The request: Copy each line in the data that includes the word "Problem".

[Begin]

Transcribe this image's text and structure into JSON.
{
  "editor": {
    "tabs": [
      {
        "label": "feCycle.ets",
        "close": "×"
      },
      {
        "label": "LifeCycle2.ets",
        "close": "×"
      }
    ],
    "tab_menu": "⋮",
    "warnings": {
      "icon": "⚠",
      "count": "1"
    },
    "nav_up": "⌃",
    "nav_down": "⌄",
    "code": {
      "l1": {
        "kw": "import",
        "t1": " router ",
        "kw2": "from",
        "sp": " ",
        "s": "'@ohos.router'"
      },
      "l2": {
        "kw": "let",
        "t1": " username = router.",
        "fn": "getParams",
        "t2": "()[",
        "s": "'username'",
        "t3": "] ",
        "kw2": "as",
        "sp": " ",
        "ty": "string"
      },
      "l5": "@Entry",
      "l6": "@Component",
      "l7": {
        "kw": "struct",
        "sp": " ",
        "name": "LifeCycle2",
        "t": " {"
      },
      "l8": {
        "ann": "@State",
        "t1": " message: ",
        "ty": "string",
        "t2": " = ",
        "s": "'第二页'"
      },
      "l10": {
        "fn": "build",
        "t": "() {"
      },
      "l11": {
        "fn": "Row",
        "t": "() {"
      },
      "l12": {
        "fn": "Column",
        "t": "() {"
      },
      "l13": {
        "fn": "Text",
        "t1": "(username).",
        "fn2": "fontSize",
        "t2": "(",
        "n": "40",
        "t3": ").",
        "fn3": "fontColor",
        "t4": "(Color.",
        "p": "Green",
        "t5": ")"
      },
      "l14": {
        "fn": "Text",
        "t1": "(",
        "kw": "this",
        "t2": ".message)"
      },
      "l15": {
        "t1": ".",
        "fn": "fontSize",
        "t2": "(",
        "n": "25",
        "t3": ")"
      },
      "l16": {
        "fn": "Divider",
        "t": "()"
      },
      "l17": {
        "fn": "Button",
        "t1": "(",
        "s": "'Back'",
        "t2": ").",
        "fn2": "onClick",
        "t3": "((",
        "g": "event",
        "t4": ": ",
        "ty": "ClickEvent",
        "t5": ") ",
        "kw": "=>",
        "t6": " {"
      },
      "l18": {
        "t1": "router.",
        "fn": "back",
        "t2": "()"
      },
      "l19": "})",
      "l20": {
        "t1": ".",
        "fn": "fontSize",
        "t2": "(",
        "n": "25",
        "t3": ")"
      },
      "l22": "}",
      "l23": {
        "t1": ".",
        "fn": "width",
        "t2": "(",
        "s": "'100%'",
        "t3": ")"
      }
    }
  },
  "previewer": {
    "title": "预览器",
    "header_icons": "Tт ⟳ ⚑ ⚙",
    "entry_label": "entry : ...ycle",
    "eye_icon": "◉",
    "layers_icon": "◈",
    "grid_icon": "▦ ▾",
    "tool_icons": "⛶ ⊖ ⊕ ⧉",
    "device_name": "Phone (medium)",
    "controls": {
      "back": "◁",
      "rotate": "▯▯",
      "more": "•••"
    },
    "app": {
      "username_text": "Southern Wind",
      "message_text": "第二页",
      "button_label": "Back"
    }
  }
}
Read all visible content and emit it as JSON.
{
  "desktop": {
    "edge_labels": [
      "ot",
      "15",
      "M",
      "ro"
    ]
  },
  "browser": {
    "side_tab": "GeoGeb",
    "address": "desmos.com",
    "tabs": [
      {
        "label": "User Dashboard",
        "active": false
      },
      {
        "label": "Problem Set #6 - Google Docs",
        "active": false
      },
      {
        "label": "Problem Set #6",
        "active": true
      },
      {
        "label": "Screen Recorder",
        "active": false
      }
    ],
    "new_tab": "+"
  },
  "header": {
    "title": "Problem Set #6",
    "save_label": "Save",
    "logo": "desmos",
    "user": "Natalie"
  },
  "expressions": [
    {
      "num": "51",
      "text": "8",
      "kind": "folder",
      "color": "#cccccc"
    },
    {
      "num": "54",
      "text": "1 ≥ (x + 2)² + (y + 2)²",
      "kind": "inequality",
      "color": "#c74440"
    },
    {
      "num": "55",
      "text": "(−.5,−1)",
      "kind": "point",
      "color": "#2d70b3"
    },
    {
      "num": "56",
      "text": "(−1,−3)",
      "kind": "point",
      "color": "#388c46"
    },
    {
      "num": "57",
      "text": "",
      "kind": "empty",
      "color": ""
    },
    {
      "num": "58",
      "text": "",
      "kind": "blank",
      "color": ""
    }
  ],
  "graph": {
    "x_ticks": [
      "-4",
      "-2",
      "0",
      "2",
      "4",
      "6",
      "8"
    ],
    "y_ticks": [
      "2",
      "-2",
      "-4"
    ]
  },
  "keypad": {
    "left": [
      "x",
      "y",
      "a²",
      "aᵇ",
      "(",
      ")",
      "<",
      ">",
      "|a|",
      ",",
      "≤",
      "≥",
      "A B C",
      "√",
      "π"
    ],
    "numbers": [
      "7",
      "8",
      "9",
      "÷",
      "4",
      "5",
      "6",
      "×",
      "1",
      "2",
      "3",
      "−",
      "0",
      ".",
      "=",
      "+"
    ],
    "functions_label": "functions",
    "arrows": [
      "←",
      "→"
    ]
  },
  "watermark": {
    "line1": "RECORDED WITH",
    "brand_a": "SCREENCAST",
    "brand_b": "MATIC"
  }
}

[End]

Right answer:
        "label": "Problem Set #6 - Google Docs",
        "label": "Problem Set #6",
    "title": "Problem Set #6",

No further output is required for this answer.